- [Recorded information]

--*--

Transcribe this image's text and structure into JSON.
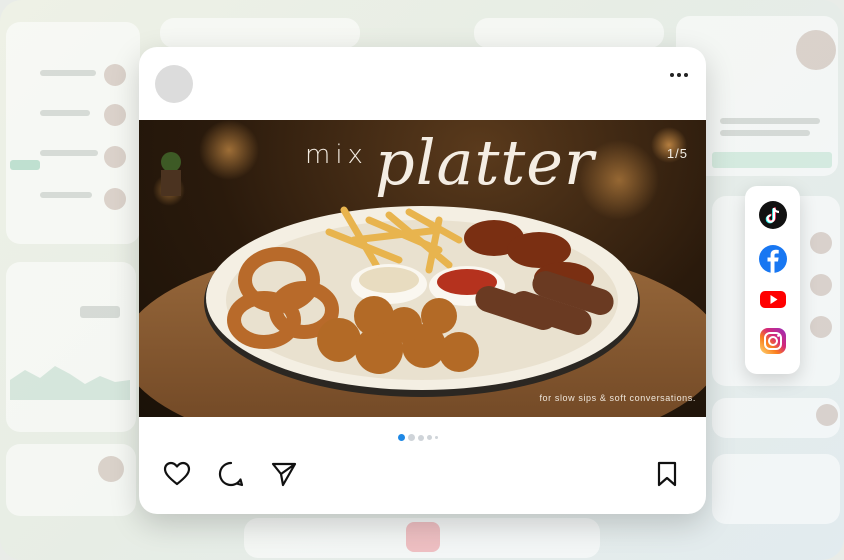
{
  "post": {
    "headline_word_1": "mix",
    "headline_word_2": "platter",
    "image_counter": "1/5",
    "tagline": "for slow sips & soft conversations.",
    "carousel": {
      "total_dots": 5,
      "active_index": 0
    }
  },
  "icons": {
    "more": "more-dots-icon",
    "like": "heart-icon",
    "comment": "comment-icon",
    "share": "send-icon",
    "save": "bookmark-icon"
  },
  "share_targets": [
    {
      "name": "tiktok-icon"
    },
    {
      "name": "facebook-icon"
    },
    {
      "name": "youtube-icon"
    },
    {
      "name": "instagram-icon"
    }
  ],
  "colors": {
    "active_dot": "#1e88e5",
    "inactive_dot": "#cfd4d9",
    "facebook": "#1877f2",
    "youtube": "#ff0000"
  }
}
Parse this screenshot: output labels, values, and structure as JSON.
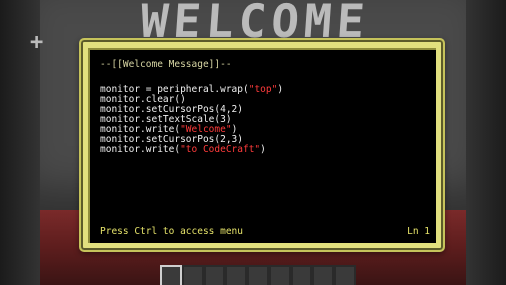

--*--

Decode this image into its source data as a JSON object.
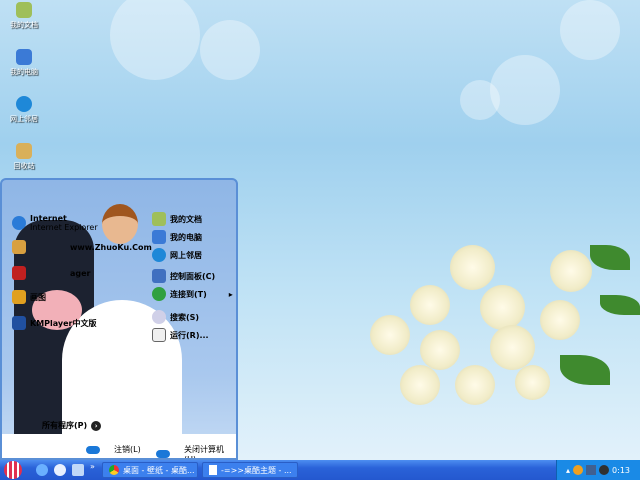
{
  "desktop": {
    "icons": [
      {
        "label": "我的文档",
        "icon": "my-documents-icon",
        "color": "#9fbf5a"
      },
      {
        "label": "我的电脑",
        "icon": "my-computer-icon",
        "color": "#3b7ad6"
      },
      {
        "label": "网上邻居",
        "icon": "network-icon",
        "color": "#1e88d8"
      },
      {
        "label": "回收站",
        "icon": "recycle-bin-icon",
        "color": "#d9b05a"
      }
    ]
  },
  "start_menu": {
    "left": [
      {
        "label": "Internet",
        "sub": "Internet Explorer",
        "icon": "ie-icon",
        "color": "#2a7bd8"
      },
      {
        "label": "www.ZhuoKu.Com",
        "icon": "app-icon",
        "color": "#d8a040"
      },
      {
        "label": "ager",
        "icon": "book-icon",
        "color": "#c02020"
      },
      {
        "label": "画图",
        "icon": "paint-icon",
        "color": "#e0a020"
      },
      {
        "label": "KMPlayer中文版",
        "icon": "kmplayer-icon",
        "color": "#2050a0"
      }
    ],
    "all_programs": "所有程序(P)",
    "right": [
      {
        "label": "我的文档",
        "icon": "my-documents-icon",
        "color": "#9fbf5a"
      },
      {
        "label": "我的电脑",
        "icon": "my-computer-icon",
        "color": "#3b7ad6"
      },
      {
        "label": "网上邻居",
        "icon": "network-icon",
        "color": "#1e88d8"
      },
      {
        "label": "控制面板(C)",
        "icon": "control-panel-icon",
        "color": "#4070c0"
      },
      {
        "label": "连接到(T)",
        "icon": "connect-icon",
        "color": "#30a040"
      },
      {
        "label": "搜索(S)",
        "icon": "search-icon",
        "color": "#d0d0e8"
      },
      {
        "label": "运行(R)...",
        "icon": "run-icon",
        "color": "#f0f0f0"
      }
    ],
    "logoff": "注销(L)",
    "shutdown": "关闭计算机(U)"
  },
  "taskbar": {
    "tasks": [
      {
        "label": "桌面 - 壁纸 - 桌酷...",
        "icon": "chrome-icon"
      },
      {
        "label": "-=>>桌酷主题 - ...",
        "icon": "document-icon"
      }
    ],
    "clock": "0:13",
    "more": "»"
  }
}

--*--

Take out nothing but the lines from the one containing "Transcribe this image's" to the one containing "Parse this screenshot: output", inclusive, retyped exactly. Drop the pictures.

Transcribe this image's text and structure into JSON.
{
  "post": {
    "headline_word_1": "mix",
    "headline_word_2": "platter",
    "image_counter": "1/5",
    "tagline": "for slow sips & soft conversations.",
    "carousel": {
      "total_dots": 5,
      "active_index": 0
    }
  },
  "icons": {
    "more": "more-dots-icon",
    "like": "heart-icon",
    "comment": "comment-icon",
    "share": "send-icon",
    "save": "bookmark-icon"
  },
  "share_targets": [
    {
      "name": "tiktok-icon"
    },
    {
      "name": "facebook-icon"
    },
    {
      "name": "youtube-icon"
    },
    {
      "name": "instagram-icon"
    }
  ],
  "colors": {
    "active_dot": "#1e88e5",
    "inactive_dot": "#cfd4d9",
    "facebook": "#1877f2",
    "youtube": "#ff0000"
  }
}
Parse this screenshot: output labels, values, and structure as JSON.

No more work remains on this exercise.